### REQUEST:
Present the following entries again, word for word and in full.

### PROVIDED MATERIAL:
====================

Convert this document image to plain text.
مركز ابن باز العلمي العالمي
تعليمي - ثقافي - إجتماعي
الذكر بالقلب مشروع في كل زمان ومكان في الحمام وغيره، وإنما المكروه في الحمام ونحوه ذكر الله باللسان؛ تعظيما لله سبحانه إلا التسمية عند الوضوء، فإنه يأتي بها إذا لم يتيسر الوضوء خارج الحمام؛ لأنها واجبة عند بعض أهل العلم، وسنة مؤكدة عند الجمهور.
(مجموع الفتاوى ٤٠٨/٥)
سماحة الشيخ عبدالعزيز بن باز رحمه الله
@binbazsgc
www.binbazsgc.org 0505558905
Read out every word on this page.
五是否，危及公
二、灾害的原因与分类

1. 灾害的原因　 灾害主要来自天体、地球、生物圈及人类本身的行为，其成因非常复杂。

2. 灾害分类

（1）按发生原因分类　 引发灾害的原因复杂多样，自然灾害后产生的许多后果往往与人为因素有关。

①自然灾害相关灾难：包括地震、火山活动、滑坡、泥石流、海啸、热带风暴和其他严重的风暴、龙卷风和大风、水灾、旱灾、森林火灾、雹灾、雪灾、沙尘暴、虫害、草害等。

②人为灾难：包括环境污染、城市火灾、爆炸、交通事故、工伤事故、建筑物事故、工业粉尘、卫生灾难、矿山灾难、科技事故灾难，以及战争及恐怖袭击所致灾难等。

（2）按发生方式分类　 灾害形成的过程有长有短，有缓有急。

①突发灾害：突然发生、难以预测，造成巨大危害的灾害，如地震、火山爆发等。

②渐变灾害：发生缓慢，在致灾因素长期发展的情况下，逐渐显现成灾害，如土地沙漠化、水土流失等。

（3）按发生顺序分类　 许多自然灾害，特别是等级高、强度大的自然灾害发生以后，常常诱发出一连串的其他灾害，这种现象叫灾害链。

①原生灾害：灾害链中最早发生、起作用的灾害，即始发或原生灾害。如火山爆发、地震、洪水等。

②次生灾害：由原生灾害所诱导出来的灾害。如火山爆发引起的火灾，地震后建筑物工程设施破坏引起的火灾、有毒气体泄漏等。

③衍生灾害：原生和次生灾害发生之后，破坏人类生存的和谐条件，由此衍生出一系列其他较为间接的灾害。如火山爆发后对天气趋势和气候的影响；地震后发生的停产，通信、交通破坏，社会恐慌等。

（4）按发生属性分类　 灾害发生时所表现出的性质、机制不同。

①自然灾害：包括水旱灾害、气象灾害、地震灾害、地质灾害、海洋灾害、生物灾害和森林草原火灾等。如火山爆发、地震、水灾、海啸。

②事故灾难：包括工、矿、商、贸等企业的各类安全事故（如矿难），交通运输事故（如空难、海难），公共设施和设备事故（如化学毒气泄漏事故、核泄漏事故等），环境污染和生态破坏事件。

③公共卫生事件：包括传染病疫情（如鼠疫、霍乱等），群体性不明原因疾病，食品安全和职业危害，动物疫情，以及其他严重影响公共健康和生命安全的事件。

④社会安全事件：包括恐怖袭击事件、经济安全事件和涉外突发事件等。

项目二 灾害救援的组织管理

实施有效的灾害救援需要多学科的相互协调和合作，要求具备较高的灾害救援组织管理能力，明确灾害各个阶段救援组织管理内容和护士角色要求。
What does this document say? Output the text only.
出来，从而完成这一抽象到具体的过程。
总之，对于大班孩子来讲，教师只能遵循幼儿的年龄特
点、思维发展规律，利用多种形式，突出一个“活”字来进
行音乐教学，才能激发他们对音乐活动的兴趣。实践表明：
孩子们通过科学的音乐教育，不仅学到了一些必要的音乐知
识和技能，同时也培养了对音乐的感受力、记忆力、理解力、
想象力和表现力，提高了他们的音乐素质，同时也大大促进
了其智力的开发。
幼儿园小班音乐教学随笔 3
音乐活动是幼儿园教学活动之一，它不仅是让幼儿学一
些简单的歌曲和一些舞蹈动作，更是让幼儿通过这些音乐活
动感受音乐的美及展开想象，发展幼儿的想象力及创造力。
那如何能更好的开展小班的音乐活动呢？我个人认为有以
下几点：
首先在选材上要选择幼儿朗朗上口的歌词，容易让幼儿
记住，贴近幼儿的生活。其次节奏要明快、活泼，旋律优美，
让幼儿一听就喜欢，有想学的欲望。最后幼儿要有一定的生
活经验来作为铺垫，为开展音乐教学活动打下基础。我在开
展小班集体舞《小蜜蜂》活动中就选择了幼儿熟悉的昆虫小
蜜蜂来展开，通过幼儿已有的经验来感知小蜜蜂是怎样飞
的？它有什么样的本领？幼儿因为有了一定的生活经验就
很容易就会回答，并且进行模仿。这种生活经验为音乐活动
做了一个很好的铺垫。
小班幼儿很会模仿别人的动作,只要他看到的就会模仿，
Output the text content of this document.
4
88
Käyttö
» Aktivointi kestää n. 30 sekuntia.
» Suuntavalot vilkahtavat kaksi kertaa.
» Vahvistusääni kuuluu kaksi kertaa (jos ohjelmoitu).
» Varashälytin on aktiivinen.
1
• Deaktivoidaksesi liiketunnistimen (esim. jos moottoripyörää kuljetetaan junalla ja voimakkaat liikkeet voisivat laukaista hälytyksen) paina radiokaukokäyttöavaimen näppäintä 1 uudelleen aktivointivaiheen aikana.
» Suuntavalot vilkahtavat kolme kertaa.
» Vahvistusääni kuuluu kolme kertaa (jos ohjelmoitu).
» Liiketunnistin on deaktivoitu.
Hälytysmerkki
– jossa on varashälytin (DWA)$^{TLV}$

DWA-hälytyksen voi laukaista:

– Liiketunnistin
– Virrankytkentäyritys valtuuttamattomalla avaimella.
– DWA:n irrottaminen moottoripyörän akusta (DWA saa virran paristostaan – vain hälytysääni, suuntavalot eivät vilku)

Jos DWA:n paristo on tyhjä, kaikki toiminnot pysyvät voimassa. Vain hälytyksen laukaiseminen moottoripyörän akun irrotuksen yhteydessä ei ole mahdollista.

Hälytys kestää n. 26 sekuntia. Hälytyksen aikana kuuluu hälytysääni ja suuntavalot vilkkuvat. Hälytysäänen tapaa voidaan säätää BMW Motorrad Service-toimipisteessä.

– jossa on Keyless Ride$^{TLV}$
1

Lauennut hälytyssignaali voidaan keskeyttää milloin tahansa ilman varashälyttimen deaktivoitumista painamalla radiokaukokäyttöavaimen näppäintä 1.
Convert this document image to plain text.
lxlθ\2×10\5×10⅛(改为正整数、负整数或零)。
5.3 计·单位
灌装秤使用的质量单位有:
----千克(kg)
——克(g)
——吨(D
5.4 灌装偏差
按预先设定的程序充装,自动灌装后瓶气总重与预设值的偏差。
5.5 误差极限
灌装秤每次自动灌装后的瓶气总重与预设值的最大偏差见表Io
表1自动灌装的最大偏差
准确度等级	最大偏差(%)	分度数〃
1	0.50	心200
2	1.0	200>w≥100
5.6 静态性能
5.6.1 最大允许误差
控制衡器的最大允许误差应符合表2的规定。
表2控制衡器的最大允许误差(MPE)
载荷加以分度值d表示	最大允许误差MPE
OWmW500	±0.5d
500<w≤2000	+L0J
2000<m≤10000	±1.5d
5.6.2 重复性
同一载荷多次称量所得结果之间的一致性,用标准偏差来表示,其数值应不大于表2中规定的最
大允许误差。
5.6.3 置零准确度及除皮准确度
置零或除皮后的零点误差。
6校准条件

====================

### THE RESPONSE:
Convert this document image to plain text.
مركز ابن باز العلمي العالمي
تعليمي - ثقافي - إجتماعي
الذكر بالقلب مشروع في كل زمان ومكان في الحمام وغيره، وإنما المكروه في الحمام ونحوه ذكر الله باللسان؛ تعظيما لله سبحانه إلا التسمية عند الوضوء، فإنه يأتي بها إذا لم يتيسر الوضوء خارج الحمام؛ لأنها واجبة عند بعض أهل العلم، وسنة مؤكدة عند الجمهور.
(مجموع الفتاوى ٤٠٨/٥)
سماحة الشيخ عبدالعزيز بن باز رحمه الله
@binbazsgc
www.binbazsgc.org 0505558905
Read out every word on this page.
五是否，危及公
二、灾害的原因与分类

1. 灾害的原因　 灾害主要来自天体、地球、生物圈及人类本身的行为，其成因非常复杂。

2. 灾害分类

（1）按发生原因分类　 引发灾害的原因复杂多样，自然灾害后产生的许多后果往往与人为因素有关。

①自然灾害相关灾难：包括地震、火山活动、滑坡、泥石流、海啸、热带风暴和其他严重的风暴、龙卷风和大风、水灾、旱灾、森林火灾、雹灾、雪灾、沙尘暴、虫害、草害等。

②人为灾难：包括环境污染、城市火灾、爆炸、交通事故、工伤事故、建筑物事故、工业粉尘、卫生灾难、矿山灾难、科技事故灾难，以及战争及恐怖袭击所致灾难等。

（2）按发生方式分类　 灾害形成的过程有长有短，有缓有急。

①突发灾害：突然发生、难以预测，造成巨大危害的灾害，如地震、火山爆发等。

②渐变灾害：发生缓慢，在致灾因素长期发展的情况下，逐渐显现成灾害，如土地沙漠化、水土流失等。

（3）按发生顺序分类　 许多自然灾害，特别是等级高、强度大的自然灾害发生以后，常常诱发出一连串的其他灾害，这种现象叫灾害链。

①原生灾害：灾害链中最早发生、起作用的灾害，即始发或原生灾害。如火山爆发、地震、洪水等。

②次生灾害：由原生灾害所诱导出来的灾害。如火山爆发引起的火灾，地震后建筑物工程设施破坏引起的火灾、有毒气体泄漏等。

③衍生灾害：原生和次生灾害发生之后，破坏人类生存的和谐条件，由此衍生出一系列其他较为间接的灾害。如火山爆发后对天气趋势和气候的影响；地震后发生的停产，通信、交通破坏，社会恐慌等。

（4）按发生属性分类　 灾害发生时所表现出的性质、机制不同。

①自然灾害：包括水旱灾害、气象灾害、地震灾害、地质灾害、海洋灾害、生物灾害和森林草原火灾等。如火山爆发、地震、水灾、海啸。

②事故灾难：包括工、矿、商、贸等企业的各类安全事故（如矿难），交通运输事故（如空难、海难），公共设施和设备事故（如化学毒气泄漏事故、核泄漏事故等），环境污染和生态破坏事件。

③公共卫生事件：包括传染病疫情（如鼠疫、霍乱等），群体性不明原因疾病，食品安全和职业危害，动物疫情，以及其他严重影响公共健康和生命安全的事件。

④社会安全事件：包括恐怖袭击事件、经济安全事件和涉外突发事件等。

项目二 灾害救援的组织管理

实施有效的灾害救援需要多学科的相互协调和合作，要求具备较高的灾害救援组织管理能力，明确灾害各个阶段救援组织管理内容和护士角色要求。
What does this document say? Output the text only.
出来，从而完成这一抽象到具体的过程。
总之，对于大班孩子来讲，教师只能遵循幼儿的年龄特
点、思维发展规律，利用多种形式，突出一个“活”字来进
行音乐教学，才能激发他们对音乐活动的兴趣。实践表明：
孩子们通过科学的音乐教育，不仅学到了一些必要的音乐知
识和技能，同时也培养了对音乐的感受力、记忆力、理解力、
想象力和表现力，提高了他们的音乐素质，同时也大大促进
了其智力的开发。
幼儿园小班音乐教学随笔 3
音乐活动是幼儿园教学活动之一，它不仅是让幼儿学一
些简单的歌曲和一些舞蹈动作，更是让幼儿通过这些音乐活
动感受音乐的美及展开想象，发展幼儿的想象力及创造力。
那如何能更好的开展小班的音乐活动呢？我个人认为有以
下几点：
首先在选材上要选择幼儿朗朗上口的歌词，容易让幼儿
记住，贴近幼儿的生活。其次节奏要明快、活泼，旋律优美，
让幼儿一听就喜欢，有想学的欲望。最后幼儿要有一定的生
活经验来作为铺垫，为开展音乐教学活动打下基础。我在开
展小班集体舞《小蜜蜂》活动中就选择了幼儿熟悉的昆虫小
蜜蜂来展开，通过幼儿已有的经验来感知小蜜蜂是怎样飞
的？它有什么样的本领？幼儿因为有了一定的生活经验就
很容易就会回答，并且进行模仿。这种生活经验为音乐活动
做了一个很好的铺垫。
小班幼儿很会模仿别人的动作,只要他看到的就会模仿，
Output the text content of this document.
4
88
Käyttö
» Aktivointi kestää n. 30 sekuntia.
» Suuntavalot vilkahtavat kaksi kertaa.
» Vahvistusääni kuuluu kaksi kertaa (jos ohjelmoitu).
» Varashälytin on aktiivinen.
1
• Deaktivoidaksesi liiketunnistimen (esim. jos moottoripyörää kuljetetaan junalla ja voimakkaat liikkeet voisivat laukaista hälytyksen) paina radiokaukokäyttöavaimen näppäintä 1 uudelleen aktivointivaiheen aikana.
» Suuntavalot vilkahtavat kolme kertaa.
» Vahvistusääni kuuluu kolme kertaa (jos ohjelmoitu).
» Liiketunnistin on deaktivoitu.
Hälytysmerkki
– jossa on varashälytin (DWA)$^{TLV}$

DWA-hälytyksen voi laukaista:

– Liiketunnistin
– Virrankytkentäyritys valtuuttamattomalla avaimella.
– DWA:n irrottaminen moottoripyörän akusta (DWA saa virran paristostaan – vain hälytysääni, suuntavalot eivät vilku)

Jos DWA:n paristo on tyhjä, kaikki toiminnot pysyvät voimassa. Vain hälytyksen laukaiseminen moottoripyörän akun irrotuksen yhteydessä ei ole mahdollista.

Hälytys kestää n. 26 sekuntia. Hälytyksen aikana kuuluu hälytysääni ja suuntavalot vilkkuvat. Hälytysäänen tapaa voidaan säätää BMW Motorrad Service-toimipisteessä.

– jossa on Keyless Ride$^{TLV}$
1

Lauennut hälytyssignaali voidaan keskeyttää milloin tahansa ilman varashälyttimen deaktivoitumista painamalla radiokaukokäyttöavaimen näppäintä 1.
Convert this document image to plain text.
lxlθ\2×10\5×10⅛(改为正整数、负整数或零)。
5.3 计·单位
灌装秤使用的质量单位有:
----千克(kg)
——克(g)
——吨(D
5.4 灌装偏差
按预先设定的程序充装,自动灌装后瓶气总重与预设值的偏差。
5.5 误差极限
灌装秤每次自动灌装后的瓶气总重与预设值的最大偏差见表Io
表1自动灌装的最大偏差
准确度等级	最大偏差(%)	分度数〃
1	0.50	心200
2	1.0	200>w≥100
5.6 静态性能
5.6.1 最大允许误差
控制衡器的最大允许误差应符合表2的规定。
表2控制衡器的最大允许误差(MPE)
载荷加以分度值d表示	最大允许误差MPE
OWmW500	±0.5d
500<w≤2000	+L0J
2000<m≤10000	±1.5d
5.6.2 重复性
同一载荷多次称量所得结果之间的一致性,用标准偏差来表示,其数值应不大于表2中规定的最
大允许误差。
5.6.3 置零准确度及除皮准确度
置零或除皮后的零点误差。
6校准条件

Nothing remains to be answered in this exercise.